• Written instruction:
Copy each line below that contains "Ages".

• Input records:

______

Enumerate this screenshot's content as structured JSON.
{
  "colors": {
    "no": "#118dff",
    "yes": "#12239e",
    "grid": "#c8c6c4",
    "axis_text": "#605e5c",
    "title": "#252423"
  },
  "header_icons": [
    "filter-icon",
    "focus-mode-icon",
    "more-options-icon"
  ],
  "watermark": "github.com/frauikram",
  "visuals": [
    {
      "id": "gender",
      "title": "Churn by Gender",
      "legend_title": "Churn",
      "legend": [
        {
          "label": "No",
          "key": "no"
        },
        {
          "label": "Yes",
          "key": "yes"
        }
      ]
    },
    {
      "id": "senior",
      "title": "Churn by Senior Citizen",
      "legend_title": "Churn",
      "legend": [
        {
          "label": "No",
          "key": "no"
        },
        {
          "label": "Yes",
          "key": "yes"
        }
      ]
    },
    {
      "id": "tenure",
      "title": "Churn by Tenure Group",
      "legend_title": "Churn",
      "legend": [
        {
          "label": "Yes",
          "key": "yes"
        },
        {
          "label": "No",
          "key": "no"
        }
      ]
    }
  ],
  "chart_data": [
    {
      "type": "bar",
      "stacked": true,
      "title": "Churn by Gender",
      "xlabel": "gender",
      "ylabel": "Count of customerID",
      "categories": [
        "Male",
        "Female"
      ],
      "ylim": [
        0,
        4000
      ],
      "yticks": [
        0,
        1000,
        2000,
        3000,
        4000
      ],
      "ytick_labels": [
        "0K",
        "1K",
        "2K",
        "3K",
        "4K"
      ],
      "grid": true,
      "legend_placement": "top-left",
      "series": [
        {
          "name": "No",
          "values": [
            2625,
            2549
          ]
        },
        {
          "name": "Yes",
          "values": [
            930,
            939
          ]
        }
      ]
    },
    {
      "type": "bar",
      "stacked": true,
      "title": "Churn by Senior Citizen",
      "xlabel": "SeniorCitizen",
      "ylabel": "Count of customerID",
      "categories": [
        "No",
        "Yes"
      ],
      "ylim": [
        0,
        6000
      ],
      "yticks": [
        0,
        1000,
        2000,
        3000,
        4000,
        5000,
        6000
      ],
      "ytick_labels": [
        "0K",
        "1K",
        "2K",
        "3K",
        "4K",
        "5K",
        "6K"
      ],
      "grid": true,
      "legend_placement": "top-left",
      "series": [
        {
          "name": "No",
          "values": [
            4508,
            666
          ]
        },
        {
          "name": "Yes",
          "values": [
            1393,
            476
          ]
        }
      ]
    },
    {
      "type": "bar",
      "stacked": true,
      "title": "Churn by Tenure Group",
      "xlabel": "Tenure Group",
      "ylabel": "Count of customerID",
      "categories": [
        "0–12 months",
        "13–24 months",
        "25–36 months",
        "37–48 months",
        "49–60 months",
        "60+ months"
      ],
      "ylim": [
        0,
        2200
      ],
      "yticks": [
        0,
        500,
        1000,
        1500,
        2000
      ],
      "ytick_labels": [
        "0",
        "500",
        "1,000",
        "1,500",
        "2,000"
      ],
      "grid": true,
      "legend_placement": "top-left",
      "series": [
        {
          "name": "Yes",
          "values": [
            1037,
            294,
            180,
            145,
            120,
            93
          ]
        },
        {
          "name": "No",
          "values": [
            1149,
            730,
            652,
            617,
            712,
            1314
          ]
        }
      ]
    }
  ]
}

______

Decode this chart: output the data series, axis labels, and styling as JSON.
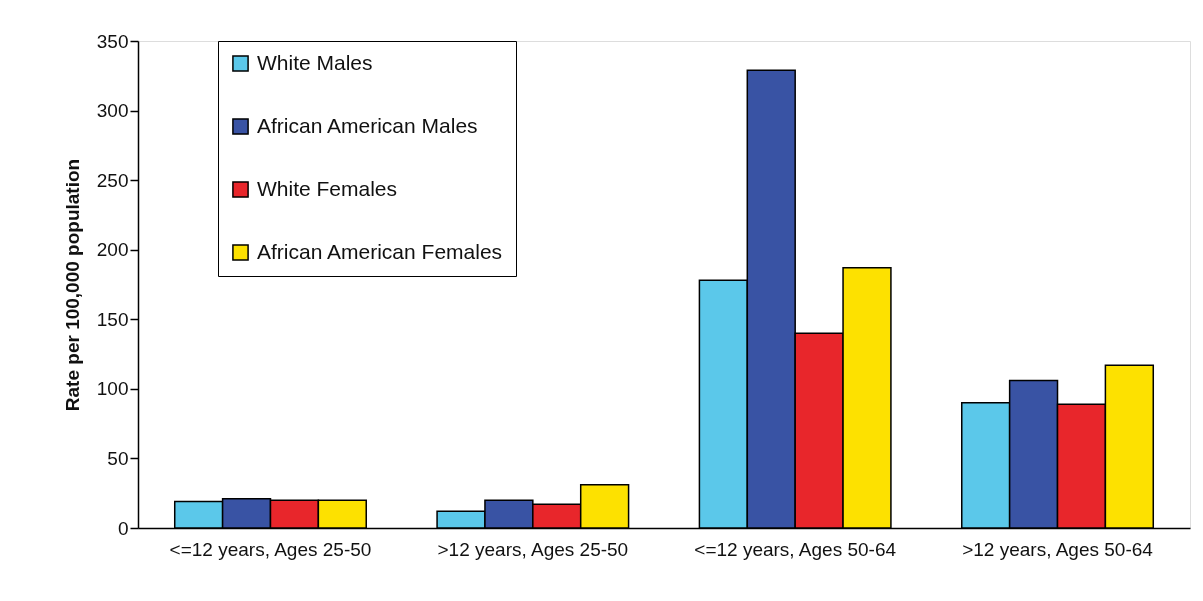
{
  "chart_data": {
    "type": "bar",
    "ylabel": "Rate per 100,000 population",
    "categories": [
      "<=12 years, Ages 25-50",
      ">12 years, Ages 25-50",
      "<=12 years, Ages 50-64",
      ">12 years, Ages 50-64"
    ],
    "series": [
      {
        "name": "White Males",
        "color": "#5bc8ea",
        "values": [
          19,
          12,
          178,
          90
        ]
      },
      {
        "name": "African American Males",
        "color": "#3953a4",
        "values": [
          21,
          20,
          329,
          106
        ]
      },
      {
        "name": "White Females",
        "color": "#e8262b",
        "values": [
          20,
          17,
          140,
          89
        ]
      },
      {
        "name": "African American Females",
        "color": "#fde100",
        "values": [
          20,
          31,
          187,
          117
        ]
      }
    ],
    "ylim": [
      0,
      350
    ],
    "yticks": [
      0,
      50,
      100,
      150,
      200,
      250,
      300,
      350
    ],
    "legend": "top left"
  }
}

______

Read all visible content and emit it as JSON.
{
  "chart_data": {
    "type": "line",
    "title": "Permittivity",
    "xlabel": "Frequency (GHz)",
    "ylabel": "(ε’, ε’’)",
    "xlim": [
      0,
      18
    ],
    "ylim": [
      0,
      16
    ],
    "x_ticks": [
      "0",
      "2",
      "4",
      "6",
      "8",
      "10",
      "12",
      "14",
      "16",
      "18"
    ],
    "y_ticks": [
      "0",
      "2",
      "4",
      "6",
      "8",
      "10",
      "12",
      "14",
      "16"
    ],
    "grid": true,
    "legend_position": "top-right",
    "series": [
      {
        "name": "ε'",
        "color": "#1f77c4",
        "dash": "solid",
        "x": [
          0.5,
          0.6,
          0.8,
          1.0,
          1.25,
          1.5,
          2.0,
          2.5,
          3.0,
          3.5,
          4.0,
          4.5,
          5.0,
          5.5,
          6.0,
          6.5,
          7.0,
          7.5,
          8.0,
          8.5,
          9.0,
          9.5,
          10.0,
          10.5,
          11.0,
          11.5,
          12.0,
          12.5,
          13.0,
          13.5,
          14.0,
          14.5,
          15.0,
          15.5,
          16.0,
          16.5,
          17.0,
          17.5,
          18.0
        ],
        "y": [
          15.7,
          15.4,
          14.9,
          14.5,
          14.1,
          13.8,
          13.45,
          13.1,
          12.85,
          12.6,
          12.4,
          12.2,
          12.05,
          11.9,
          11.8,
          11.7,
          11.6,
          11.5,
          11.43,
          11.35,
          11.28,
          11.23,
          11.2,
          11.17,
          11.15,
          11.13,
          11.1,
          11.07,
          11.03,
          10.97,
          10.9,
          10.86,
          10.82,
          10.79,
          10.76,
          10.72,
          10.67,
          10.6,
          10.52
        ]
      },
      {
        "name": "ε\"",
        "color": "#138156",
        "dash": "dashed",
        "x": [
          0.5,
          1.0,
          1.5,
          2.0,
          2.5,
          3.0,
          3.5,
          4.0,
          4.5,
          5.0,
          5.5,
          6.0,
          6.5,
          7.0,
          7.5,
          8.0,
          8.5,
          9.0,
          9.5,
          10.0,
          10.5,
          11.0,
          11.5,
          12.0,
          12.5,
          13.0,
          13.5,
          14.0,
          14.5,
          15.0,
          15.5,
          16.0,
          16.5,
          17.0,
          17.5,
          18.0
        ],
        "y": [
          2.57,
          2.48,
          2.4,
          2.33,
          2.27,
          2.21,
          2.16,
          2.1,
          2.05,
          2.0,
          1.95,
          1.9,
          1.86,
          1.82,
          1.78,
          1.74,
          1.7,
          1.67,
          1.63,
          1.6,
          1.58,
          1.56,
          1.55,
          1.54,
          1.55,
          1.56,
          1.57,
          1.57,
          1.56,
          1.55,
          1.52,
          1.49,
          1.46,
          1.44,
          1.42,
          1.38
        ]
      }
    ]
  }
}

______

• The output:
      "<=12 years, Ages 25-50",
      ">12 years, Ages 25-50",
      "<=12 years, Ages 50-64",
      ">12 years, Ages 50-64"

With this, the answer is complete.